DATA ENTRIES:
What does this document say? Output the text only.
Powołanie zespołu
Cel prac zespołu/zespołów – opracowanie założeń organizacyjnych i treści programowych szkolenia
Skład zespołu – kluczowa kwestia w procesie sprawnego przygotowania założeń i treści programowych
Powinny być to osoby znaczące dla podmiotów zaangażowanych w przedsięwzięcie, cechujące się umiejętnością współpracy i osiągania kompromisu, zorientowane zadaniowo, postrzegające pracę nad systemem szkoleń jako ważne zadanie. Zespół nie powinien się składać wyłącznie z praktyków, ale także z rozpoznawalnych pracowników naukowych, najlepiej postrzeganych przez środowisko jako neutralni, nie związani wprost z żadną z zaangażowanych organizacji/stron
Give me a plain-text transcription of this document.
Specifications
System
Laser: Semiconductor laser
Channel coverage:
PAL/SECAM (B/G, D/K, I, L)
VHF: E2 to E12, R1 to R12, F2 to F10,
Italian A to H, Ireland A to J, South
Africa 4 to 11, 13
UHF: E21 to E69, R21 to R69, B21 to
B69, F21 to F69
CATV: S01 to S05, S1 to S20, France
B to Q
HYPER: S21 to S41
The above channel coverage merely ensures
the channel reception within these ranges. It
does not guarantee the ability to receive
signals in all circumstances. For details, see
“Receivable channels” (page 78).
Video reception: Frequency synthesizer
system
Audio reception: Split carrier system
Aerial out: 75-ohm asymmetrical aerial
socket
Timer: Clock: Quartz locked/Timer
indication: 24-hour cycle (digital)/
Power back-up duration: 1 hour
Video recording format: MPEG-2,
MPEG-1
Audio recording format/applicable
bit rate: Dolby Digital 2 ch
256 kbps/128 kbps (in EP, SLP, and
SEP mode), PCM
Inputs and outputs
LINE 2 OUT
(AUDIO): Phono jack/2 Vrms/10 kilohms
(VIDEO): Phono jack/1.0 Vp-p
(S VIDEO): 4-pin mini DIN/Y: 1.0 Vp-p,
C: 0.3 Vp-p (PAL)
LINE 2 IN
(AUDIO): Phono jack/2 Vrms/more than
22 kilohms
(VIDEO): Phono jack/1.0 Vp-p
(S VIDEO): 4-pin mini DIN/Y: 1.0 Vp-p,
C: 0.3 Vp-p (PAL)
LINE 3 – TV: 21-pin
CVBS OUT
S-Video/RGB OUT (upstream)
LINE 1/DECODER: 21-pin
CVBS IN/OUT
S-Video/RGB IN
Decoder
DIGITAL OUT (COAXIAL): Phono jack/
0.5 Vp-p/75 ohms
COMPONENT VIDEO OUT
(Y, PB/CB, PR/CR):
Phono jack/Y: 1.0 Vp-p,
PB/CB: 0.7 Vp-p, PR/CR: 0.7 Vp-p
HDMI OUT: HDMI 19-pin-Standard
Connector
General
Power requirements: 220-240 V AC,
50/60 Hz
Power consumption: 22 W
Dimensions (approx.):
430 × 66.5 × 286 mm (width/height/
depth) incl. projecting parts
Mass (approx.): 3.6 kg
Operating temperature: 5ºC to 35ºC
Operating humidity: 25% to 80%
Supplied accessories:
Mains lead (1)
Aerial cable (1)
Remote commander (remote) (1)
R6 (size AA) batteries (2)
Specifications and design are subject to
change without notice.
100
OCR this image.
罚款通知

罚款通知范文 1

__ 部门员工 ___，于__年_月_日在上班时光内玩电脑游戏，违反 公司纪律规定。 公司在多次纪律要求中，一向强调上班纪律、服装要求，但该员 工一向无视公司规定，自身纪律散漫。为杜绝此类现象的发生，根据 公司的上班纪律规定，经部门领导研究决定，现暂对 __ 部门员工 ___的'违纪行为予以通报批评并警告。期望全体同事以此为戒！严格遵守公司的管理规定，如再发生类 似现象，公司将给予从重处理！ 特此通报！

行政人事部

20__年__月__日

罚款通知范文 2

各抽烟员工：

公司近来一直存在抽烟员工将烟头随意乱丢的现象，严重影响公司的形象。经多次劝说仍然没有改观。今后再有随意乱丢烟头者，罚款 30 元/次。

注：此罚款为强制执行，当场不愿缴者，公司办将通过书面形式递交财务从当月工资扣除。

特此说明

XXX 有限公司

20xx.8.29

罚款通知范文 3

WRITTEN REQUEST: Look above for lines with the word "jack" and copy them all.

EXERCISE RESULT:
(AUDIO): Phono jack/2 Vrms/10 kilohms
(VIDEO): Phono jack/1.0 Vp-p
(AUDIO): Phono jack/2 Vrms/more than
(VIDEO): Phono jack/1.0 Vp-p
DIGITAL OUT (COAXIAL): Phono jack/
Phono jack/Y: 1.0 Vp-p,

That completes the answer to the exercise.